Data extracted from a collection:
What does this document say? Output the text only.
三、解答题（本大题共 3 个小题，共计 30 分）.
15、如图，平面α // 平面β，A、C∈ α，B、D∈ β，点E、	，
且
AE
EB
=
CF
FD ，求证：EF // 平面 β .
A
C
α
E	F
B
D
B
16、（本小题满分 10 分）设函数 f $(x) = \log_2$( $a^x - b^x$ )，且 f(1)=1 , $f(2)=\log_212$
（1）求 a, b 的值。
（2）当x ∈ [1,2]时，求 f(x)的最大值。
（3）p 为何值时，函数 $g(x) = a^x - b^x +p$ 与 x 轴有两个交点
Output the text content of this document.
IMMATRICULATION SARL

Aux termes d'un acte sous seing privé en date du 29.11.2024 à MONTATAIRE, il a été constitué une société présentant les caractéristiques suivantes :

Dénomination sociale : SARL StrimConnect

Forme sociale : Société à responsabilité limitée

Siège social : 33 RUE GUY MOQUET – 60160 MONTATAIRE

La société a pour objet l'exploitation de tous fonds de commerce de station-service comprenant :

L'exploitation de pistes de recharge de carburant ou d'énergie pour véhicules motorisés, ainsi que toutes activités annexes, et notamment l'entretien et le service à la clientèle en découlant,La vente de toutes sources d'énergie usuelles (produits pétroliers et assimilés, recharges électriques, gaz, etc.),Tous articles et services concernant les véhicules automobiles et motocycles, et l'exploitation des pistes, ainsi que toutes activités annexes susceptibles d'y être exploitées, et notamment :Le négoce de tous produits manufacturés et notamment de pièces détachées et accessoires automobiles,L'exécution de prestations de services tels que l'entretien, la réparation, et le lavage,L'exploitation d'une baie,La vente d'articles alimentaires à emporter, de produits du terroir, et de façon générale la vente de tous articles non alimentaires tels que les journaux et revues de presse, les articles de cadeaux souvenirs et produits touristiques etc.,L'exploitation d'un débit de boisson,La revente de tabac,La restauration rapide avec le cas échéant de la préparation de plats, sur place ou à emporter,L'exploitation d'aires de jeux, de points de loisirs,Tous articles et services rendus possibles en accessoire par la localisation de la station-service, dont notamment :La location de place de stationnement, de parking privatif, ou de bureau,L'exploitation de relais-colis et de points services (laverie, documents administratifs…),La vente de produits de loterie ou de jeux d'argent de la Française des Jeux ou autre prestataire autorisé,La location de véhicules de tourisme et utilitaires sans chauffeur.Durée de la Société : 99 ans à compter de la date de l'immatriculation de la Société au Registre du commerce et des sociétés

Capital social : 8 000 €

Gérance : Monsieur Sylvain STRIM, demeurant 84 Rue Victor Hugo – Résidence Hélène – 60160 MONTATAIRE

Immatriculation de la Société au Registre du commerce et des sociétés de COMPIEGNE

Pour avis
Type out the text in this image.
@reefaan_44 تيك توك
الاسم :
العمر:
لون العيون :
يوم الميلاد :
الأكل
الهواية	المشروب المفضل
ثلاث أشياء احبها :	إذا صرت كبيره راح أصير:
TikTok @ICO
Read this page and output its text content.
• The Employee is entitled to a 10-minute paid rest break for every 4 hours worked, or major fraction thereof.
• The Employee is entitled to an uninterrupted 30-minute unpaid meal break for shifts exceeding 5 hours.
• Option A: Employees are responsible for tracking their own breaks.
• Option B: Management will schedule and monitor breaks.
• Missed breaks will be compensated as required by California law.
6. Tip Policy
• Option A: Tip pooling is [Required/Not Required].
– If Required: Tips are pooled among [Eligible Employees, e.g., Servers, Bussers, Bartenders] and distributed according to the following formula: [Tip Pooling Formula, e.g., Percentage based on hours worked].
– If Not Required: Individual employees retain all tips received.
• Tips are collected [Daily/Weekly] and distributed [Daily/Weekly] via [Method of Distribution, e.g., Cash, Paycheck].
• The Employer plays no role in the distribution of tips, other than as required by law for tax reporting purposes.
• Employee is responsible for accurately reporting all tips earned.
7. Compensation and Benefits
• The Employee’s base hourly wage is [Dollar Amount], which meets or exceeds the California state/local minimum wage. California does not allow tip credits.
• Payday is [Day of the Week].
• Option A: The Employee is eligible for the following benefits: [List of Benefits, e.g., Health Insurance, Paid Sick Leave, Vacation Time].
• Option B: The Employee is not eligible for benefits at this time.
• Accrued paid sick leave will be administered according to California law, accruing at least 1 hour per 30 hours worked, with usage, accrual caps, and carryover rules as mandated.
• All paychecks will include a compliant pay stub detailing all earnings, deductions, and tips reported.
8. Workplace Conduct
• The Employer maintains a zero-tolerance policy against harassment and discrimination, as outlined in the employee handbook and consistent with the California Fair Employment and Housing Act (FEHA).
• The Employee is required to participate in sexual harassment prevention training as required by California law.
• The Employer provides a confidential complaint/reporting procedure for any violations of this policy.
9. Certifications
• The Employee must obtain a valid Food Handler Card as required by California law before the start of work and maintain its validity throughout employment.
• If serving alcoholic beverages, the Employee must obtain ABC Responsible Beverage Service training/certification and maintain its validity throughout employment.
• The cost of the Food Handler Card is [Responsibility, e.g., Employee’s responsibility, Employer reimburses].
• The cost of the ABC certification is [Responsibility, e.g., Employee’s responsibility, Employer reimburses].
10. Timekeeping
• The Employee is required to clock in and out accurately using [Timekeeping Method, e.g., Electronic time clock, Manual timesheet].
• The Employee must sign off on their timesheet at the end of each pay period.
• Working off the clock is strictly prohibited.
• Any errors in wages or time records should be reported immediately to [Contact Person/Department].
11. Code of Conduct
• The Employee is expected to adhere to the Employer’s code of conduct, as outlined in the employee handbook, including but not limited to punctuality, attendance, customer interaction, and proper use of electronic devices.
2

## Directions for this task
Track down every line of the material containing the string "throughout", and copy it.

## Task output
• The Employee must obtain a valid Food Handler Card as required by California law before the start of work and maintain its validity throughout employment.
• If serving alcoholic beverages, the Employee must obtain ABC Responsible Beverage Service training/certification and maintain its validity throughout employment.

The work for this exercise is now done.